**Document segment**
CapitalRise focuses on property developments which are typically in highly desirable areas. Borrowers are more sought after in these areas so why borrow from CapitalRise? 

One of the things that makes CapitalRise unique is that our loan products are built by developers for developers –  we understand the pressures that they are under. This means we make the process as frictionless as possible for developers and offer a range of solutions to meet their needs, for example we recently introduced a development exit loan product which was very well received –  we were flooded with enquiries after we launched it.

We also offer bespoke and flexible terms to suit each particular property we lend against. This makes us a more appealing option for developers than traditional sources of finance.

By having a rigid focus on these prime areas is CapitalRise restricting deal flow and ultimately the scalability of the business?

We focus on Prime locations which covers quite a broad area with high transaction values, as well as Prime Central London we focus on Prime North London, South, West and East. We focus on Prime locations in the Home Counties and in the commuter belt, such as Winchester. We also consider Prime locations outside of the South East for example recently closing a transaction just outside Leamington Spa.

**Assignment**
Copy out the passage above about CapitalRise's property lending word for word, in full.

**Source data**
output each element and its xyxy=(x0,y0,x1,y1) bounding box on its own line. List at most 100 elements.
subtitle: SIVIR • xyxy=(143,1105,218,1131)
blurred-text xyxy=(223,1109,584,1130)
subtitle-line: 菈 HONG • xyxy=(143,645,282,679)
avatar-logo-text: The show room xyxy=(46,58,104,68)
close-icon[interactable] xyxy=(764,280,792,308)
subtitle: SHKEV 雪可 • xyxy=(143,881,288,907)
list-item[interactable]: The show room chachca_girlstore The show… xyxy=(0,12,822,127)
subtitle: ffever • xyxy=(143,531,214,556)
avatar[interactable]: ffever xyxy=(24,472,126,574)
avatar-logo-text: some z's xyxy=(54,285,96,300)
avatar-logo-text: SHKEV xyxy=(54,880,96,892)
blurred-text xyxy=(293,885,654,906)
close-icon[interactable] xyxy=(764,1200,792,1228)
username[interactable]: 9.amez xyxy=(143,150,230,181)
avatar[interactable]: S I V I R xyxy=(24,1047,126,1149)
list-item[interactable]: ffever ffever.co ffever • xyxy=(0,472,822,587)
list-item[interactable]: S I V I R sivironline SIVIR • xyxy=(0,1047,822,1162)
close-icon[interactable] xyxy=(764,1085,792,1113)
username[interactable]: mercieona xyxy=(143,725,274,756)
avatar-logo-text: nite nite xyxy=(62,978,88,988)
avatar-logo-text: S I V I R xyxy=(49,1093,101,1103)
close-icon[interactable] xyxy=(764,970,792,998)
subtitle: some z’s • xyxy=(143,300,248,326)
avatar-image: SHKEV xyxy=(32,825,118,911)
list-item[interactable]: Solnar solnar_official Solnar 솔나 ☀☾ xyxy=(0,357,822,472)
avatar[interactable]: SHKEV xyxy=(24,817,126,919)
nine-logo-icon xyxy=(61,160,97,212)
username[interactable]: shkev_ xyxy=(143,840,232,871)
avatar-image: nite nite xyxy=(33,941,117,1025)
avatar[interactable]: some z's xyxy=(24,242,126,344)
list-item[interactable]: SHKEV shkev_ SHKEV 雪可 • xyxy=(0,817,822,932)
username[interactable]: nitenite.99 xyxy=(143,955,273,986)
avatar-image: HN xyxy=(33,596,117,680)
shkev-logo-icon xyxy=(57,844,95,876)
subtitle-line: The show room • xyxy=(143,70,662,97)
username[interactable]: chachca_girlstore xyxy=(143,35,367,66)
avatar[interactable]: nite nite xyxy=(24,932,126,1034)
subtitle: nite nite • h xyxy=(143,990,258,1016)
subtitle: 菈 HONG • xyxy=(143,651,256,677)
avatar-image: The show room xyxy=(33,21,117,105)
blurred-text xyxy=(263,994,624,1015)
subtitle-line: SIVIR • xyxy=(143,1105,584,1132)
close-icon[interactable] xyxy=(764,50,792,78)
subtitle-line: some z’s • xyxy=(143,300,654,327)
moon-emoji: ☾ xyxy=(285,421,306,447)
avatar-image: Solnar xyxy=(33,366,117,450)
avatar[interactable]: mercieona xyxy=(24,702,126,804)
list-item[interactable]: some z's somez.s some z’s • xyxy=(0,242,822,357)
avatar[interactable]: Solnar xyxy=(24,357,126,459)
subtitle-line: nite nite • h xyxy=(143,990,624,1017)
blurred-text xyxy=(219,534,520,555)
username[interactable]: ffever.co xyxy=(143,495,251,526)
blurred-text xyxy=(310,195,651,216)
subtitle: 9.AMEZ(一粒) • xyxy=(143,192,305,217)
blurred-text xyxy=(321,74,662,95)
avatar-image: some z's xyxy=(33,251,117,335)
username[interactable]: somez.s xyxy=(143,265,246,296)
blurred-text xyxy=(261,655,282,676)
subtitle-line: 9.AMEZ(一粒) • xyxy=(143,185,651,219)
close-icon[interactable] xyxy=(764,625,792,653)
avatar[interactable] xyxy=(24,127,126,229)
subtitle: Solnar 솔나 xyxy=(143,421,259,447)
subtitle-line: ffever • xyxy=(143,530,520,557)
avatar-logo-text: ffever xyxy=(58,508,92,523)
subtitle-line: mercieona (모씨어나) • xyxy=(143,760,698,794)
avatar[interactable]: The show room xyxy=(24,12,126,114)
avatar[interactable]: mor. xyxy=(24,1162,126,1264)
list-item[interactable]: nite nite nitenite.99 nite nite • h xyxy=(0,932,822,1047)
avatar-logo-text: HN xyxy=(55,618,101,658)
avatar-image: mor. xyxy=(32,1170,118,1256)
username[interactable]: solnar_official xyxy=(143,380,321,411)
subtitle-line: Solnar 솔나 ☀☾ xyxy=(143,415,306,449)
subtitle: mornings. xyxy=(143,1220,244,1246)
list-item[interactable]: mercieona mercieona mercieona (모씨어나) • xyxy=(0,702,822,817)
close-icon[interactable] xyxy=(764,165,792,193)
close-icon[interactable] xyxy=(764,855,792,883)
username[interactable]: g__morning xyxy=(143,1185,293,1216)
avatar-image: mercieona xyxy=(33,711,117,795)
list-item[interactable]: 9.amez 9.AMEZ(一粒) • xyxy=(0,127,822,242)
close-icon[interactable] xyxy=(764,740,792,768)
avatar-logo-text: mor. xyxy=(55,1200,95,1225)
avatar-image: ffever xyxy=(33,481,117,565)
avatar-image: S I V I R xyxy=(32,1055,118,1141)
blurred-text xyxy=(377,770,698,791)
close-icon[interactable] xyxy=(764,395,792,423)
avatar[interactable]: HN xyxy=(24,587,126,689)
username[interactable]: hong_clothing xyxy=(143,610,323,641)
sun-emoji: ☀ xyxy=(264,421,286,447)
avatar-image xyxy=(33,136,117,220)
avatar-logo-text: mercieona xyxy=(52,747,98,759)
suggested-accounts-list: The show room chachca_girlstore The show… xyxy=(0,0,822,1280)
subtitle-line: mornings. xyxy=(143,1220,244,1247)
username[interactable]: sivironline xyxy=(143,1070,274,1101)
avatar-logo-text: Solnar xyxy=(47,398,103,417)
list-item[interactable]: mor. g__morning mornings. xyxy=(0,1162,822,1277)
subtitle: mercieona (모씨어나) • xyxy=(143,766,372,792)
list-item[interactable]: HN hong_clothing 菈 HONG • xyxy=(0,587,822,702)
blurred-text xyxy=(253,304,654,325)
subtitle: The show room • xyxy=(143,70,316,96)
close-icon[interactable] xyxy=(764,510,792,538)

**Written response**
CapitalRise focuses on property developments which are typically in highly desirable areas. Borrowers are more sought after in these areas so why borrow from CapitalRise? 

One of the things that makes CapitalRise unique is that our loan products are built by developers for developers –  we understand the pressures that they are under. This means we make the process as frictionless as possible for developers and offer a range of solutions to meet their needs, for example we recently introduced a development exit loan product which was very well received –  we were flooded with enquiries after we launched it.

We also offer bespoke and flexible terms to suit each particular property we lend against. This makes us a more appealing option for developers than traditional sources of finance.

By having a rigid focus on these prime areas is CapitalRise restricting deal flow and ultimately the scalability of the business?

We focus on Prime locations which covers quite a broad area with high transaction values, as well as Prime Central London we focus on Prime North London, South, West and East. We focus on Prime locations in the Home Counties and in the commuter belt, such as Winchester. We also consider Prime locations outside of the South East for example recently closing a transaction just outside Leamington Spa.